What is needed → Reproduce the entries in full, with no changes.

◆ ◆ ◆ ◆ ◆

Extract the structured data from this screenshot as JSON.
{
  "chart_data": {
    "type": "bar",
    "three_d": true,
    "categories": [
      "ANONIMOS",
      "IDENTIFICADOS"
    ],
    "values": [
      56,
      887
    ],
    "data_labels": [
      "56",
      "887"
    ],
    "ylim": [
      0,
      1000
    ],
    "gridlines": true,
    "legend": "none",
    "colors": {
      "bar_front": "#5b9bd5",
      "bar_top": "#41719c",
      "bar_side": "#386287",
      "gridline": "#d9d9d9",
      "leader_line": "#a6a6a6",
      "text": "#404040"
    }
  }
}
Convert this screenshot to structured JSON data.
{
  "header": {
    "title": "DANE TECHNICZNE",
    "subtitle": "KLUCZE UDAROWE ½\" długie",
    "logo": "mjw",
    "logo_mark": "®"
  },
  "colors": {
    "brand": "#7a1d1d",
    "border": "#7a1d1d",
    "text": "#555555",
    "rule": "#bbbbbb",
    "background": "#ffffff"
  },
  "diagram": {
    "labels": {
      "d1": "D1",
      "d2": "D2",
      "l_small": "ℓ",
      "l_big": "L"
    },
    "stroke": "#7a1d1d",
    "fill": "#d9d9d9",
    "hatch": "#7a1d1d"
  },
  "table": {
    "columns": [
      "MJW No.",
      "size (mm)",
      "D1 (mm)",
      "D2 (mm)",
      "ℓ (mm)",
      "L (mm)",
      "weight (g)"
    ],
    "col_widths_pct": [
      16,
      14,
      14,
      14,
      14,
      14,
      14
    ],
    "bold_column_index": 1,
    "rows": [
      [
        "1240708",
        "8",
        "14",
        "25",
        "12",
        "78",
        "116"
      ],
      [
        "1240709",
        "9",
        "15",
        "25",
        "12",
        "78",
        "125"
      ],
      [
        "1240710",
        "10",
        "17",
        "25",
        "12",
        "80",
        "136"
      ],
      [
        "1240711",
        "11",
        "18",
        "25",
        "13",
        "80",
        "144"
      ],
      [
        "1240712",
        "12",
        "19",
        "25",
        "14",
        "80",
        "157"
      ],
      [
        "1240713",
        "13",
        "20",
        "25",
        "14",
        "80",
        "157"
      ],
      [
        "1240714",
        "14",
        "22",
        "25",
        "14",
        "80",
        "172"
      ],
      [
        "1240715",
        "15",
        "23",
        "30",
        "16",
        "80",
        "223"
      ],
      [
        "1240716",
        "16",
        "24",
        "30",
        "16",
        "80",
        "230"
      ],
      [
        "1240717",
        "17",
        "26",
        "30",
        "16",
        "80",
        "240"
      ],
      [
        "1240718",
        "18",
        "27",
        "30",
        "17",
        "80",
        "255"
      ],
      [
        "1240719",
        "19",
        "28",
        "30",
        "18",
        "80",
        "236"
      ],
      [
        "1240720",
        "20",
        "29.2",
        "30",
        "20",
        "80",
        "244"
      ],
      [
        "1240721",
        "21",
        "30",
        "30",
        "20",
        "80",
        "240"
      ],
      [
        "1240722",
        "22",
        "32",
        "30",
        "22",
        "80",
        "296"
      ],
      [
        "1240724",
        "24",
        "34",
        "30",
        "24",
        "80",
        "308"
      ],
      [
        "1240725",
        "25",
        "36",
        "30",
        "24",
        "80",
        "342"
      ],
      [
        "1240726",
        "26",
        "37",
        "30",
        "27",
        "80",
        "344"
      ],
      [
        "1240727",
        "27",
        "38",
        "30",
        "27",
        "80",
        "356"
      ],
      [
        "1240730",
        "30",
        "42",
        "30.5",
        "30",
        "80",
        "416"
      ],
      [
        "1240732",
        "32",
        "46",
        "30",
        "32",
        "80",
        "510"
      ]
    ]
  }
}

◆ ◆ ◆ ◆ ◆

The result →
Extract the structured data from this screenshot as JSON.
{
  "chart_data": {
    "type": "bar",
    "three_d": true,
    "categories": [
      "ANONIMOS",
      "IDENTIFICADOS"
    ],
    "values": [
      56,
      887
    ],
    "data_labels": [
      "56",
      "887"
    ],
    "ylim": [
      0,
      1000
    ],
    "gridlines": true,
    "legend": "none",
    "colors": {
      "bar_front": "#5b9bd5",
      "bar_top": "#41719c",
      "bar_side": "#386287",
      "gridline": "#d9d9d9",
      "leader_line": "#a6a6a6",
      "text": "#404040"
    }
  }
}
Convert this screenshot to structured JSON data.
{
  "header": {
    "title": "DANE TECHNICZNE",
    "subtitle": "KLUCZE UDAROWE ½\" długie",
    "logo": "mjw",
    "logo_mark": "®"
  },
  "colors": {
    "brand": "#7a1d1d",
    "border": "#7a1d1d",
    "text": "#555555",
    "rule": "#bbbbbb",
    "background": "#ffffff"
  },
  "diagram": {
    "labels": {
      "d1": "D1",
      "d2": "D2",
      "l_small": "ℓ",
      "l_big": "L"
    },
    "stroke": "#7a1d1d",
    "fill": "#d9d9d9",
    "hatch": "#7a1d1d"
  },
  "table": {
    "columns": [
      "MJW No.",
      "size (mm)",
      "D1 (mm)",
      "D2 (mm)",
      "ℓ (mm)",
      "L (mm)",
      "weight (g)"
    ],
    "col_widths_pct": [
      16,
      14,
      14,
      14,
      14,
      14,
      14
    ],
    "bold_column_index": 1,
    "rows": [
      [
        "1240708",
        "8",
        "14",
        "25",
        "12",
        "78",
        "116"
      ],
      [
        "1240709",
        "9",
        "15",
        "25",
        "12",
        "78",
        "125"
      ],
      [
        "1240710",
        "10",
        "17",
        "25",
        "12",
        "80",
        "136"
      ],
      [
        "1240711",
        "11",
        "18",
        "25",
        "13",
        "80",
        "144"
      ],
      [
        "1240712",
        "12",
        "19",
        "25",
        "14",
        "80",
        "157"
      ],
      [
        "1240713",
        "13",
        "20",
        "25",
        "14",
        "80",
        "157"
      ],
      [
        "1240714",
        "14",
        "22",
        "25",
        "14",
        "80",
        "172"
      ],
      [
        "1240715",
        "15",
        "23",
        "30",
        "16",
        "80",
        "223"
      ],
      [
        "1240716",
        "16",
        "24",
        "30",
        "16",
        "80",
        "230"
      ],
      [
        "1240717",
        "17",
        "26",
        "30",
        "16",
        "80",
        "240"
      ],
      [
        "1240718",
        "18",
        "27",
        "30",
        "17",
        "80",
        "255"
      ],
      [
        "1240719",
        "19",
        "28",
        "30",
        "18",
        "80",
        "236"
      ],
      [
        "1240720",
        "20",
        "29.2",
        "30",
        "20",
        "80",
        "244"
      ],
      [
        "1240721",
        "21",
        "30",
        "30",
        "20",
        "80",
        "240"
      ],
      [
        "1240722",
        "22",
        "32",
        "30",
        "22",
        "80",
        "296"
      ],
      [
        "1240724",
        "24",
        "34",
        "30",
        "24",
        "80",
        "308"
      ],
      [
        "1240725",
        "25",
        "36",
        "30",
        "24",
        "80",
        "342"
      ],
      [
        "1240726",
        "26",
        "37",
        "30",
        "27",
        "80",
        "344"
      ],
      [
        "1240727",
        "27",
        "38",
        "30",
        "27",
        "80",
        "356"
      ],
      [
        "1240730",
        "30",
        "42",
        "30.5",
        "30",
        "80",
        "416"
      ],
      [
        "1240732",
        "32",
        "46",
        "30",
        "32",
        "80",
        "510"
      ]
    ]
  }
}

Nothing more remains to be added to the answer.